* _Spatial annotation data_

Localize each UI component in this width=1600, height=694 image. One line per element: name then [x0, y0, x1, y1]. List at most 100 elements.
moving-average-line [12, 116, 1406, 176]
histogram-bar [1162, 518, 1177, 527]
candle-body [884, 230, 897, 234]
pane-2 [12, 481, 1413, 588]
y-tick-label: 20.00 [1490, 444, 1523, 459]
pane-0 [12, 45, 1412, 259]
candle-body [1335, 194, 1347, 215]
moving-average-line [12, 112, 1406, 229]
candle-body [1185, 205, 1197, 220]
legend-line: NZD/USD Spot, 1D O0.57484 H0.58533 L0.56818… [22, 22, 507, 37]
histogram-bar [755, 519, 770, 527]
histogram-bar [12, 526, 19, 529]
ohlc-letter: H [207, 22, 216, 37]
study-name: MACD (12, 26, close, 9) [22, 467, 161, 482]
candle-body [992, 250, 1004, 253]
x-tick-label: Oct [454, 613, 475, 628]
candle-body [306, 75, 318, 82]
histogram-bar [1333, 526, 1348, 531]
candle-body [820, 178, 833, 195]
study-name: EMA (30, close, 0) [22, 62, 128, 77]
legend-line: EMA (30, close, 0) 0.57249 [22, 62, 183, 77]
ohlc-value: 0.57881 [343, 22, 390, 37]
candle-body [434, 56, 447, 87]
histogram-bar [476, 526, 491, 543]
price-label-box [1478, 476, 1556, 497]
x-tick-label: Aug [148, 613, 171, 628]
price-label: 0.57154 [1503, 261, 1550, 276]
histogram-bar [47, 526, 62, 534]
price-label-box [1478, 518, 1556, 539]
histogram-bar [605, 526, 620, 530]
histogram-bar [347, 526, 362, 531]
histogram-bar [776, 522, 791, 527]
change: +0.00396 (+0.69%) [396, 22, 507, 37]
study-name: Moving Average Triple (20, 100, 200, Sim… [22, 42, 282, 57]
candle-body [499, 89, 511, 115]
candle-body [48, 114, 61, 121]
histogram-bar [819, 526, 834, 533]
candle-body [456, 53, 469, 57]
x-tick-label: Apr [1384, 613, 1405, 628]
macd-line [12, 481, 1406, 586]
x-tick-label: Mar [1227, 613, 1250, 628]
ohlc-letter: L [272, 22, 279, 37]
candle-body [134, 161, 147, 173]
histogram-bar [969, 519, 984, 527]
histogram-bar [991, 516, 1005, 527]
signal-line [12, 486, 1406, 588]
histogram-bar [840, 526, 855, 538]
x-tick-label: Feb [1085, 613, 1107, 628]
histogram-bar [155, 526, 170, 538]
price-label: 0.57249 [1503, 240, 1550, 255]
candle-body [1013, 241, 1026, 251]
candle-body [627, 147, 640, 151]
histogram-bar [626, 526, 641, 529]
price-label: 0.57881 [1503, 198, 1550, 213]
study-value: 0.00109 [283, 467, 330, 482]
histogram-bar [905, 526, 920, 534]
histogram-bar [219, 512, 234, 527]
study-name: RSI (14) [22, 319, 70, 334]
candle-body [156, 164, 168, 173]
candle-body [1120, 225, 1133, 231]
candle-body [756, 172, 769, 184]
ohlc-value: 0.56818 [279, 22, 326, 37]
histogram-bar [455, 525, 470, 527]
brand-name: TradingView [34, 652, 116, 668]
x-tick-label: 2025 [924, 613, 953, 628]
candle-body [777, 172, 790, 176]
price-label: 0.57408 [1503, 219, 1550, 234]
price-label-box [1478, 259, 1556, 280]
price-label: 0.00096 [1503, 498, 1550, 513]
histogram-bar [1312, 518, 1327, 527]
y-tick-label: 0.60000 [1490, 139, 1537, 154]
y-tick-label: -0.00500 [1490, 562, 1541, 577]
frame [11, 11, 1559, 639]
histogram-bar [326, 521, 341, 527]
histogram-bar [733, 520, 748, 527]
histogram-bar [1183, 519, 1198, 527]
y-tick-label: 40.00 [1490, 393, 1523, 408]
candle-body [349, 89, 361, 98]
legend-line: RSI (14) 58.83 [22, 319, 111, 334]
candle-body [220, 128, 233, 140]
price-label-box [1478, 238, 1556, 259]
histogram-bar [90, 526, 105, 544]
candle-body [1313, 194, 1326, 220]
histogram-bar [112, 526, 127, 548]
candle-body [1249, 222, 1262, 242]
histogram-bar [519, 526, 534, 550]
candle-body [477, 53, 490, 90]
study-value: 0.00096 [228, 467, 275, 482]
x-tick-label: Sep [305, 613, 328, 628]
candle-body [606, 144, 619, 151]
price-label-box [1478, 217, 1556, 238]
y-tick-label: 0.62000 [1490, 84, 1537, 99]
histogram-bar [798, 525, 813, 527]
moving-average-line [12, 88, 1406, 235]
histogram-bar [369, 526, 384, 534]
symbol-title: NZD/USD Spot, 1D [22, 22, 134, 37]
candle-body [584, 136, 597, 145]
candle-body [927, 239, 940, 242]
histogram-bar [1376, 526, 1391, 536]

* _Problem_
Reproduce each line of the data verbatim, including every line of all the data.

* _Worked answer_
Localize each UI component in this width=1600, height=694 image. One line per element: name then [x0, y0, x1, y1]. List at most 100 elements.
moving-average-line [12, 116, 1406, 176]
histogram-bar [1162, 518, 1177, 527]
candle-body [884, 230, 897, 234]
pane-2 [12, 481, 1413, 588]
y-tick-label: 20.00 [1490, 444, 1523, 459]
pane-0 [12, 45, 1412, 259]
candle-body [1335, 194, 1347, 215]
moving-average-line [12, 112, 1406, 229]
candle-body [1185, 205, 1197, 220]
legend-line: NZD/USD Spot, 1D O0.57484 H0.58533 L0.56818… [22, 22, 507, 37]
histogram-bar [755, 519, 770, 527]
histogram-bar [12, 526, 19, 529]
ohlc-letter: H [207, 22, 216, 37]
study-name: MACD (12, 26, close, 9) [22, 467, 161, 482]
candle-body [992, 250, 1004, 253]
x-tick-label: Oct [454, 613, 475, 628]
candle-body [306, 75, 318, 82]
histogram-bar [1333, 526, 1348, 531]
candle-body [820, 178, 833, 195]
study-name: EMA (30, close, 0) [22, 62, 128, 77]
legend-line: EMA (30, close, 0) 0.57249 [22, 62, 183, 77]
ohlc-value: 0.57881 [343, 22, 390, 37]
candle-body [434, 56, 447, 87]
histogram-bar [476, 526, 491, 543]
price-label-box [1478, 476, 1556, 497]
x-tick-label: Aug [148, 613, 171, 628]
price-label: 0.57154 [1503, 261, 1550, 276]
histogram-bar [47, 526, 62, 534]
price-label-box [1478, 518, 1556, 539]
histogram-bar [605, 526, 620, 530]
histogram-bar [347, 526, 362, 531]
histogram-bar [776, 522, 791, 527]
change: +0.00396 (+0.69%) [396, 22, 507, 37]
study-name: Moving Average Triple (20, 100, 200, Sim… [22, 42, 282, 57]
candle-body [499, 89, 511, 115]
candle-body [48, 114, 61, 121]
histogram-bar [819, 526, 834, 533]
candle-body [456, 53, 469, 57]
x-tick-label: Apr [1384, 613, 1405, 628]
macd-line [12, 481, 1406, 586]
x-tick-label: Mar [1227, 613, 1250, 628]
ohlc-letter: L [272, 22, 279, 37]
candle-body [134, 161, 147, 173]
histogram-bar [969, 519, 984, 527]
histogram-bar [991, 516, 1005, 527]
signal-line [12, 486, 1406, 588]
histogram-bar [840, 526, 855, 538]
x-tick-label: Feb [1085, 613, 1107, 628]
histogram-bar [155, 526, 170, 538]
price-label: 0.57249 [1503, 240, 1550, 255]
candle-body [1013, 241, 1026, 251]
candle-body [627, 147, 640, 151]
histogram-bar [626, 526, 641, 529]
price-label: 0.57881 [1503, 198, 1550, 213]
study-value: 0.00109 [283, 467, 330, 482]
histogram-bar [905, 526, 920, 534]
histogram-bar [219, 512, 234, 527]
study-name: RSI (14) [22, 319, 70, 334]
candle-body [156, 164, 168, 173]
candle-body [1120, 225, 1133, 231]
candle-body [756, 172, 769, 184]
ohlc-value: 0.56818 [279, 22, 326, 37]
histogram-bar [455, 525, 470, 527]
brand-name: TradingView [34, 652, 116, 668]
x-tick-label: 2025 [924, 613, 953, 628]
candle-body [777, 172, 790, 176]
price-label: 0.57408 [1503, 219, 1550, 234]
price-label-box [1478, 259, 1556, 280]
price-label: 0.00096 [1503, 498, 1550, 513]
histogram-bar [1312, 518, 1327, 527]
y-tick-label: 0.60000 [1490, 139, 1537, 154]
y-tick-label: -0.00500 [1490, 562, 1541, 577]
frame [11, 11, 1559, 639]
histogram-bar [326, 521, 341, 527]
histogram-bar [733, 520, 748, 527]
histogram-bar [1183, 519, 1198, 527]
y-tick-label: 40.00 [1490, 393, 1523, 408]
candle-body [349, 89, 361, 98]
legend-line: RSI (14) 58.83 [22, 319, 111, 334]
candle-body [220, 128, 233, 140]
price-label-box [1478, 238, 1556, 259]
histogram-bar [90, 526, 105, 544]
candle-body [1313, 194, 1326, 220]
histogram-bar [112, 526, 127, 548]
candle-body [1249, 222, 1262, 242]
histogram-bar [519, 526, 534, 550]
candle-body [477, 53, 490, 90]
study-value: 0.00096 [228, 467, 275, 482]
x-tick-label: Sep [305, 613, 328, 628]
candle-body [606, 144, 619, 151]
price-label-box [1478, 217, 1556, 238]
y-tick-label: 0.62000 [1490, 84, 1537, 99]
histogram-bar [798, 525, 813, 527]
moving-average-line [12, 88, 1406, 235]
histogram-bar [369, 526, 384, 534]
symbol-title: NZD/USD Spot, 1D [22, 22, 134, 37]
candle-body [584, 136, 597, 145]
candle-body [927, 239, 940, 242]
histogram-bar [1376, 526, 1391, 536]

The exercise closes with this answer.